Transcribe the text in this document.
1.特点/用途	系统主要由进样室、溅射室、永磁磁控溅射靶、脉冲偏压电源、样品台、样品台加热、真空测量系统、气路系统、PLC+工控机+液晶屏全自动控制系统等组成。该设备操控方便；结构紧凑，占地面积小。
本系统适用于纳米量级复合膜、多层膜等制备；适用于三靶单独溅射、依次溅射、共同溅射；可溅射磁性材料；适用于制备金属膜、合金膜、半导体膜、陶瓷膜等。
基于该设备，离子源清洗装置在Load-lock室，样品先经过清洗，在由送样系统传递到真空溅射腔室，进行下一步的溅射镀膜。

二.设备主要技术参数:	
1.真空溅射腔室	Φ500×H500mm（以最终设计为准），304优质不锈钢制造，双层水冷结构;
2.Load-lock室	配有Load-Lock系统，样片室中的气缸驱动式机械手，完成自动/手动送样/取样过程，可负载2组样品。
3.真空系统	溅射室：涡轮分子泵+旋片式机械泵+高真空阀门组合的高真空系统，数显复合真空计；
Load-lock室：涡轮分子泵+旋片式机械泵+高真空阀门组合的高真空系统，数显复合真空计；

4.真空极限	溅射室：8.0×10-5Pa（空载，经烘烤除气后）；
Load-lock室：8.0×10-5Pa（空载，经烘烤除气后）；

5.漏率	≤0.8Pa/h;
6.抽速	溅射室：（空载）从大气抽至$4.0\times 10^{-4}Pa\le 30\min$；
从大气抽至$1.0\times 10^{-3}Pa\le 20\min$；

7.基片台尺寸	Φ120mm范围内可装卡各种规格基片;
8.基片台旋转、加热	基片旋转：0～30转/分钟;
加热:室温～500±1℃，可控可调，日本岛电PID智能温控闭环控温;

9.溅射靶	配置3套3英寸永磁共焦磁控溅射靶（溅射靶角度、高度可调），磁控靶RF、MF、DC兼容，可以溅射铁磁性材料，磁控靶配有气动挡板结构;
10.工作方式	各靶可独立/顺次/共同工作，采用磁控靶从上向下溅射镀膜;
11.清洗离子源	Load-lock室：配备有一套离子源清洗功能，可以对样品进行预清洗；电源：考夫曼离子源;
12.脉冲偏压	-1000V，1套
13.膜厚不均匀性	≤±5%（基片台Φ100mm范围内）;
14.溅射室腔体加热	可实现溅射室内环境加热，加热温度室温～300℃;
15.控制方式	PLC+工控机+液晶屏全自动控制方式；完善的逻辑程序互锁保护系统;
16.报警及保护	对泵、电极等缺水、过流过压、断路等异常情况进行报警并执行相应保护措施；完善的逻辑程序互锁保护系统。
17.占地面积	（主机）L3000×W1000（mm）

————————

* Given exercise *
List the lines of the records where "涡轮分子泵" occurs.

* Answer in full *
3.真空系统	溅射室：涡轮分子泵+旋片式机械泵+高真空阀门组合的高真空系统，数显复合真空计；
Load-lock室：涡轮分子泵+旋片式机械泵+高真空阀门组合的高真空系统，数显复合真空计；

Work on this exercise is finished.